* [AIM]: Render the material again word for word, skipping the pictures in it.

** start ENTRIES PROVIDED **

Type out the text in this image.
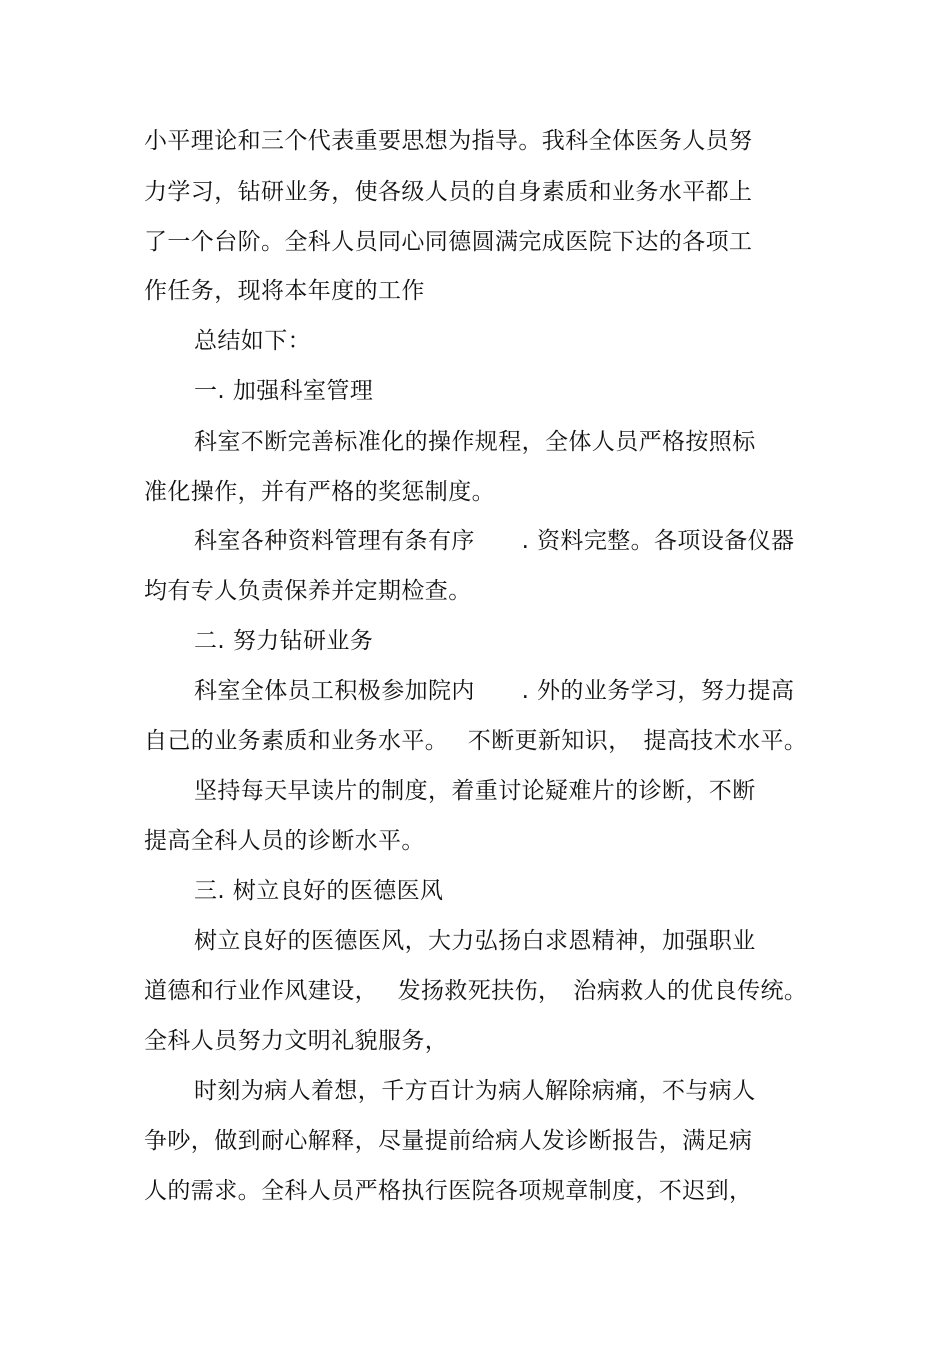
小平理论和三个代表重要思想为指导。我科全体医务人员努
力学习，钻研业务，使各级人员的自身素质和业务水平都上
了一个台阶。全科人员同心同德圆满完成医院下达的各项工
作任务，现将本年度的工作
总结如下：
一. 加强科室管理
科室不断完善标准化的操作规程，全体人员严格按照标
准化操作，并有严格的奖惩制度。
科室各种资料管理有条有序　　. 资料完整。各项设备仪器
均有专人负责保养并定期检查。
二. 努力钻研业务
科室全体员工积极参加院内　　. 外的业务学习，努力提高
自己的业务素质和业务水平。　 不断更新知识，　提高技术水平。
坚持每天早读片的制度，着重讨论疑难片的诊断，不断
提高全科人员的诊断水平。
三. 树立良好的医德医风
树立良好的医德医风，大力弘扬白求恩精神，加强职业
道德和行业作风建设，　 发扬救死扶伤，　治病救人的优良传统。
全科人员努力文明礼貌服务，
时刻为病人着想，千方百计为病人解除病痛，不与病人
争吵，做到耐心解释，尽量提前给病人发诊断报告，满足病
人的需求。全科人员严格执行医院各项规章制度，不迟到，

** end ENTRIES PROVIDED **

* [EXERCISE RESULT]:
Type out the text in this image.
小平理论和三个代表重要思想为指导。我科全体医务人员努
力学习，钻研业务，使各级人员的自身素质和业务水平都上
了一个台阶。全科人员同心同德圆满完成医院下达的各项工
作任务，现将本年度的工作
总结如下：
一. 加强科室管理
科室不断完善标准化的操作规程，全体人员严格按照标
准化操作，并有严格的奖惩制度。
科室各种资料管理有条有序　　. 资料完整。各项设备仪器
均有专人负责保养并定期检查。
二. 努力钻研业务
科室全体员工积极参加院内　　. 外的业务学习，努力提高
自己的业务素质和业务水平。　 不断更新知识，　提高技术水平。
坚持每天早读片的制度，着重讨论疑难片的诊断，不断
提高全科人员的诊断水平。
三. 树立良好的医德医风
树立良好的医德医风，大力弘扬白求恩精神，加强职业
道德和行业作风建设，　 发扬救死扶伤，　治病救人的优良传统。
全科人员努力文明礼貌服务，
时刻为病人着想，千方百计为病人解除病痛，不与病人
争吵，做到耐心解释，尽量提前给病人发诊断报告，满足病
人的需求。全科人员严格执行医院各项规章制度，不迟到，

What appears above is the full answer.